**What the task asks**
With the images removed, repeat the data below exactly.

---- Listed entries

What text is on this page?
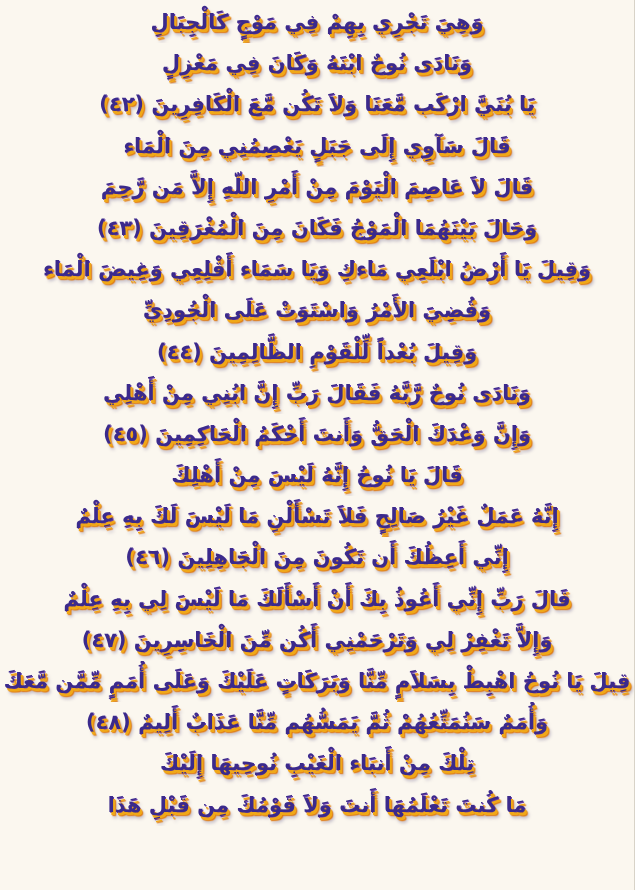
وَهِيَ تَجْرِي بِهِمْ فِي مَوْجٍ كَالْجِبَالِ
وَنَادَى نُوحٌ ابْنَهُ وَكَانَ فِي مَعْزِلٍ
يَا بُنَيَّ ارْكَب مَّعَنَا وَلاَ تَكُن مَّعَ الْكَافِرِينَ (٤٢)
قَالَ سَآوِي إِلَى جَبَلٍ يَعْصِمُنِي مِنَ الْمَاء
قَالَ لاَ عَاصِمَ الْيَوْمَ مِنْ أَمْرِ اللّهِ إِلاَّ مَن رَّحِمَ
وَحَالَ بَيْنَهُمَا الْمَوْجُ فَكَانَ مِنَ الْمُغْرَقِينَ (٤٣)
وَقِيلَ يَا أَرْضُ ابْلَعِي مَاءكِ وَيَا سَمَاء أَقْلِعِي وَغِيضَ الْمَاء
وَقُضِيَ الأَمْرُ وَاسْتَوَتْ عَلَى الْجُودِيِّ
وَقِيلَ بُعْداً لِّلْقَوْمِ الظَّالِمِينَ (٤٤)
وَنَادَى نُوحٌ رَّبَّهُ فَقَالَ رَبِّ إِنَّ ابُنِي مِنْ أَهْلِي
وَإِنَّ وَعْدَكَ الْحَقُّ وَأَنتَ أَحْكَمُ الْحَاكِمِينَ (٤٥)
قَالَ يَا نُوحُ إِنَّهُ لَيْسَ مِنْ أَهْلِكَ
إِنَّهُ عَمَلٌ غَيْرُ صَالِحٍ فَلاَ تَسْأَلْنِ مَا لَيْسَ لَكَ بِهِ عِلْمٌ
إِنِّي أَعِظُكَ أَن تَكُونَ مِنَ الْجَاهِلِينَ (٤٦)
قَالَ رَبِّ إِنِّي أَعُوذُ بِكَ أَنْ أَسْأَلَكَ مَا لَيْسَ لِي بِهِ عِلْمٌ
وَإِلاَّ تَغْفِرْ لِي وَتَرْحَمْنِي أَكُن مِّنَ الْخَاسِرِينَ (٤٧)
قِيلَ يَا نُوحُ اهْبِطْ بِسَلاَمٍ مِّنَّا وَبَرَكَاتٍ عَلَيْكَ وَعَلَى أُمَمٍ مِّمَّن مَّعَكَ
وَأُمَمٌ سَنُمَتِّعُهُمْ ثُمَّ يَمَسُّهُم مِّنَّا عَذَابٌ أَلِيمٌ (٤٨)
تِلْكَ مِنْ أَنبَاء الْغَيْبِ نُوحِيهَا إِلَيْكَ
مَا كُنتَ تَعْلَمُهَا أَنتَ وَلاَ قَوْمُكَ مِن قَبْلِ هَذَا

--------

**Answer for the task**
What text is on this page?
وَهِيَ تَجْرِي بِهِمْ فِي مَوْجٍ كَالْجِبَالِ
وَنَادَى نُوحٌ ابْنَهُ وَكَانَ فِي مَعْزِلٍ
يَا بُنَيَّ ارْكَب مَّعَنَا وَلاَ تَكُن مَّعَ الْكَافِرِينَ (٤٢)
قَالَ سَآوِي إِلَى جَبَلٍ يَعْصِمُنِي مِنَ الْمَاء
قَالَ لاَ عَاصِمَ الْيَوْمَ مِنْ أَمْرِ اللّهِ إِلاَّ مَن رَّحِمَ
وَحَالَ بَيْنَهُمَا الْمَوْجُ فَكَانَ مِنَ الْمُغْرَقِينَ (٤٣)
وَقِيلَ يَا أَرْضُ ابْلَعِي مَاءكِ وَيَا سَمَاء أَقْلِعِي وَغِيضَ الْمَاء
وَقُضِيَ الأَمْرُ وَاسْتَوَتْ عَلَى الْجُودِيِّ
وَقِيلَ بُعْداً لِّلْقَوْمِ الظَّالِمِينَ (٤٤)
وَنَادَى نُوحٌ رَّبَّهُ فَقَالَ رَبِّ إِنَّ ابُنِي مِنْ أَهْلِي
وَإِنَّ وَعْدَكَ الْحَقُّ وَأَنتَ أَحْكَمُ الْحَاكِمِينَ (٤٥)
قَالَ يَا نُوحُ إِنَّهُ لَيْسَ مِنْ أَهْلِكَ
إِنَّهُ عَمَلٌ غَيْرُ صَالِحٍ فَلاَ تَسْأَلْنِ مَا لَيْسَ لَكَ بِهِ عِلْمٌ
إِنِّي أَعِظُكَ أَن تَكُونَ مِنَ الْجَاهِلِينَ (٤٦)
قَالَ رَبِّ إِنِّي أَعُوذُ بِكَ أَنْ أَسْأَلَكَ مَا لَيْسَ لِي بِهِ عِلْمٌ
وَإِلاَّ تَغْفِرْ لِي وَتَرْحَمْنِي أَكُن مِّنَ الْخَاسِرِينَ (٤٧)
قِيلَ يَا نُوحُ اهْبِطْ بِسَلاَمٍ مِّنَّا وَبَرَكَاتٍ عَلَيْكَ وَعَلَى أُمَمٍ مِّمَّن مَّعَكَ
وَأُمَمٌ سَنُمَتِّعُهُمْ ثُمَّ يَمَسُّهُم مِّنَّا عَذَابٌ أَلِيمٌ (٤٨)
تِلْكَ مِنْ أَنبَاء الْغَيْبِ نُوحِيهَا إِلَيْكَ
مَا كُنتَ تَعْلَمُهَا أَنتَ وَلاَ قَوْمُكَ مِن قَبْلِ هَذَا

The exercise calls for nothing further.